Problem requirements: Copy each line of the entries beneath that contains the word "opisina".

Given information:
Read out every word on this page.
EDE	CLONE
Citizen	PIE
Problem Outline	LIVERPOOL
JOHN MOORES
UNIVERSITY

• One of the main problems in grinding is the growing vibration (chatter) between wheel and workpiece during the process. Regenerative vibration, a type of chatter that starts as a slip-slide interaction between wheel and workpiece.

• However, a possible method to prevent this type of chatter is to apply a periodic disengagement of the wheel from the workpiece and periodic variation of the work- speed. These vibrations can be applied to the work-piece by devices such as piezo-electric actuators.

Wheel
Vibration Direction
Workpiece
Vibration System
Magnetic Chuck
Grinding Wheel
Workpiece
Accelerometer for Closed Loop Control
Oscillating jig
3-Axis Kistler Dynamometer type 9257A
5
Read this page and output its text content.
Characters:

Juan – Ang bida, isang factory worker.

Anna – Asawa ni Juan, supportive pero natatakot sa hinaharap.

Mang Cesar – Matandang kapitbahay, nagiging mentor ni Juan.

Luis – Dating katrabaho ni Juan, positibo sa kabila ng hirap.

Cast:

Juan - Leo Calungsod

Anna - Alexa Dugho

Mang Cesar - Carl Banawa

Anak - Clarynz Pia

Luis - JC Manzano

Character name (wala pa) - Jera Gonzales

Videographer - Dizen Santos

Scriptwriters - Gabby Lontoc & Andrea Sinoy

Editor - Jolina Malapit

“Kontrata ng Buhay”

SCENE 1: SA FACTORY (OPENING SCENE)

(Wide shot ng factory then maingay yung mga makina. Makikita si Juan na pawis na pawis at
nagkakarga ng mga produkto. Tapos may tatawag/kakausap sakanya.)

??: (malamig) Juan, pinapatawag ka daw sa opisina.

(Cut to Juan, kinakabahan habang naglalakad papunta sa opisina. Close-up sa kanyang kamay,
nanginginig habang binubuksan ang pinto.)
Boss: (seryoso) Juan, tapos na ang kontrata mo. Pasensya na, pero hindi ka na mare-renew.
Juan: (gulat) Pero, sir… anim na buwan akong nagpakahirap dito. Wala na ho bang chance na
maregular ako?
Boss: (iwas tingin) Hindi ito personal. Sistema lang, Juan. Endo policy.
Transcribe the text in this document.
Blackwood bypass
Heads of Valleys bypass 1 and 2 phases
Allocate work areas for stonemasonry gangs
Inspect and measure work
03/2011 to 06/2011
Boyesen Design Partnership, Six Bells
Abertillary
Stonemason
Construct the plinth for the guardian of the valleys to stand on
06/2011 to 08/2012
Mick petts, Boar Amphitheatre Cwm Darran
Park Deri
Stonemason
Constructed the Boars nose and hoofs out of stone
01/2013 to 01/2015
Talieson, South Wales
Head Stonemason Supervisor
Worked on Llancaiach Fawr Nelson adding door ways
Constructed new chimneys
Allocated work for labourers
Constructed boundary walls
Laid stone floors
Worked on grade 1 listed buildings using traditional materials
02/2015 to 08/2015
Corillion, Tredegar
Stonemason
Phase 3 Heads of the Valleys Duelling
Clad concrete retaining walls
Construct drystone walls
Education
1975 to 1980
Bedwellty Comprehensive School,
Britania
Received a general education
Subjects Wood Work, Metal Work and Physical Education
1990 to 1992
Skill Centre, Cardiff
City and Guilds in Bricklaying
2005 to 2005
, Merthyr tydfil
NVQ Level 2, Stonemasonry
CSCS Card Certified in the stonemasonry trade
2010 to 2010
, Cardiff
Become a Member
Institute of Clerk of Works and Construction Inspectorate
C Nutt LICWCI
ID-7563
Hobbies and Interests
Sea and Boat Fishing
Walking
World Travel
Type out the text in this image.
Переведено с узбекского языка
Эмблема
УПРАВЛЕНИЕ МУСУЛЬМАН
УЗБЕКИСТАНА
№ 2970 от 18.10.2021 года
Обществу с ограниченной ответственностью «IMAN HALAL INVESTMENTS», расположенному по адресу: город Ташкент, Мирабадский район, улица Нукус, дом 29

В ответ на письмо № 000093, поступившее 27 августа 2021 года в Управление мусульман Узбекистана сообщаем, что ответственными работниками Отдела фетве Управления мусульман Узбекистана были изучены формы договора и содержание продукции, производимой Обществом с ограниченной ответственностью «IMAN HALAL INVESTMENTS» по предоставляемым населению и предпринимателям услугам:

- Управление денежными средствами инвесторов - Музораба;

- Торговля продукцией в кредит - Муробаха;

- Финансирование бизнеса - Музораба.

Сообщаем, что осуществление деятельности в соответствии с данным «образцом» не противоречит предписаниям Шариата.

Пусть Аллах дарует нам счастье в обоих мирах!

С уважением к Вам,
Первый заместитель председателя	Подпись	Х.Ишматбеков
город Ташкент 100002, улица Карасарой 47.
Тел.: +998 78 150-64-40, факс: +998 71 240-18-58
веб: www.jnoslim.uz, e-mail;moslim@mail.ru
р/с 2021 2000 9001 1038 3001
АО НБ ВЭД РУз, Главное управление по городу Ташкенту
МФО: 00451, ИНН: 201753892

Exercise output:
??: (malamig) Juan, pinapatawag ka daw sa opisina.
(Cut to Juan, kinakabahan habang naglalakad papunta sa opisina. Close-up sa kanyang kamay,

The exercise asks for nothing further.